:: Requirements ::
Print all of the data exactly as written.

:: Records from a collection ::
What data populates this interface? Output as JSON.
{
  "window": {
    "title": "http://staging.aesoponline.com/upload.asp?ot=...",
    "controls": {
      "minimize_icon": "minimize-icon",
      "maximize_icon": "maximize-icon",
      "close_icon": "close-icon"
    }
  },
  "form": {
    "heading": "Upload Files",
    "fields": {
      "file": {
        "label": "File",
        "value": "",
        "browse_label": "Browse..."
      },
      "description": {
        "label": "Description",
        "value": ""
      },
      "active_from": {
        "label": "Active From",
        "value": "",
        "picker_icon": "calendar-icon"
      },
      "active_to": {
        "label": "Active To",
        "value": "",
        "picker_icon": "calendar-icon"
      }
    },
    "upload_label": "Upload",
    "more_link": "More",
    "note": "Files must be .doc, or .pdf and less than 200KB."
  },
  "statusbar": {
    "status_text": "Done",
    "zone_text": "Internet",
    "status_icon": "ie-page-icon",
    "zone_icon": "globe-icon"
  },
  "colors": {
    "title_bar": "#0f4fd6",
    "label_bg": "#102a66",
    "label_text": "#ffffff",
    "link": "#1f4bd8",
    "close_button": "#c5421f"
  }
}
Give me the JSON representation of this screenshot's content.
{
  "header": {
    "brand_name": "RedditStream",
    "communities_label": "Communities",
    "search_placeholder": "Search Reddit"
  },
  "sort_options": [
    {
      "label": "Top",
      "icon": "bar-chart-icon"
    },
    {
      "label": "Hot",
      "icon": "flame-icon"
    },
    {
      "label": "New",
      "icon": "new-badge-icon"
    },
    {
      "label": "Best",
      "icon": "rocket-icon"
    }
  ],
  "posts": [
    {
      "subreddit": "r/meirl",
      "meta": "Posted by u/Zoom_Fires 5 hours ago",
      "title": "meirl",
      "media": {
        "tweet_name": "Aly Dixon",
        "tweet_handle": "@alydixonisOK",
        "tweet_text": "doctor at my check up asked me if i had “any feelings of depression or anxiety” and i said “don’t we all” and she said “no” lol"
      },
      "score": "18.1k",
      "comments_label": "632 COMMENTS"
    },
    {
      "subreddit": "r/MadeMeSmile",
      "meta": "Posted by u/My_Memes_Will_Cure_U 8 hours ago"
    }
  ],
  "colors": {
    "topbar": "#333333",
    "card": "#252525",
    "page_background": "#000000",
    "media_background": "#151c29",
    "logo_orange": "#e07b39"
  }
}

:: Full solution ::
What data populates this interface? Output as JSON.
{
  "window": {
    "title": "http://staging.aesoponline.com/upload.asp?ot=...",
    "controls": {
      "minimize_icon": "minimize-icon",
      "maximize_icon": "maximize-icon",
      "close_icon": "close-icon"
    }
  },
  "form": {
    "heading": "Upload Files",
    "fields": {
      "file": {
        "label": "File",
        "value": "",
        "browse_label": "Browse..."
      },
      "description": {
        "label": "Description",
        "value": ""
      },
      "active_from": {
        "label": "Active From",
        "value": "",
        "picker_icon": "calendar-icon"
      },
      "active_to": {
        "label": "Active To",
        "value": "",
        "picker_icon": "calendar-icon"
      }
    },
    "upload_label": "Upload",
    "more_link": "More",
    "note": "Files must be .doc, or .pdf and less than 200KB."
  },
  "statusbar": {
    "status_text": "Done",
    "zone_text": "Internet",
    "status_icon": "ie-page-icon",
    "zone_icon": "globe-icon"
  },
  "colors": {
    "title_bar": "#0f4fd6",
    "label_bg": "#102a66",
    "label_text": "#ffffff",
    "link": "#1f4bd8",
    "close_button": "#c5421f"
  }
}
Give me the JSON representation of this screenshot's content.
{
  "header": {
    "brand_name": "RedditStream",
    "communities_label": "Communities",
    "search_placeholder": "Search Reddit"
  },
  "sort_options": [
    {
      "label": "Top",
      "icon": "bar-chart-icon"
    },
    {
      "label": "Hot",
      "icon": "flame-icon"
    },
    {
      "label": "New",
      "icon": "new-badge-icon"
    },
    {
      "label": "Best",
      "icon": "rocket-icon"
    }
  ],
  "posts": [
    {
      "subreddit": "r/meirl",
      "meta": "Posted by u/Zoom_Fires 5 hours ago",
      "title": "meirl",
      "media": {
        "tweet_name": "Aly Dixon",
        "tweet_handle": "@alydixonisOK",
        "tweet_text": "doctor at my check up asked me if i had “any feelings of depression or anxiety” and i said “don’t we all” and she said “no” lol"
      },
      "score": "18.1k",
      "comments_label": "632 COMMENTS"
    },
    {
      "subreddit": "r/MadeMeSmile",
      "meta": "Posted by u/My_Memes_Will_Cure_U 8 hours ago"
    }
  ],
  "colors": {
    "topbar": "#333333",
    "card": "#252525",
    "page_background": "#000000",
    "media_background": "#151c29",
    "logo_orange": "#e07b39"
  }
}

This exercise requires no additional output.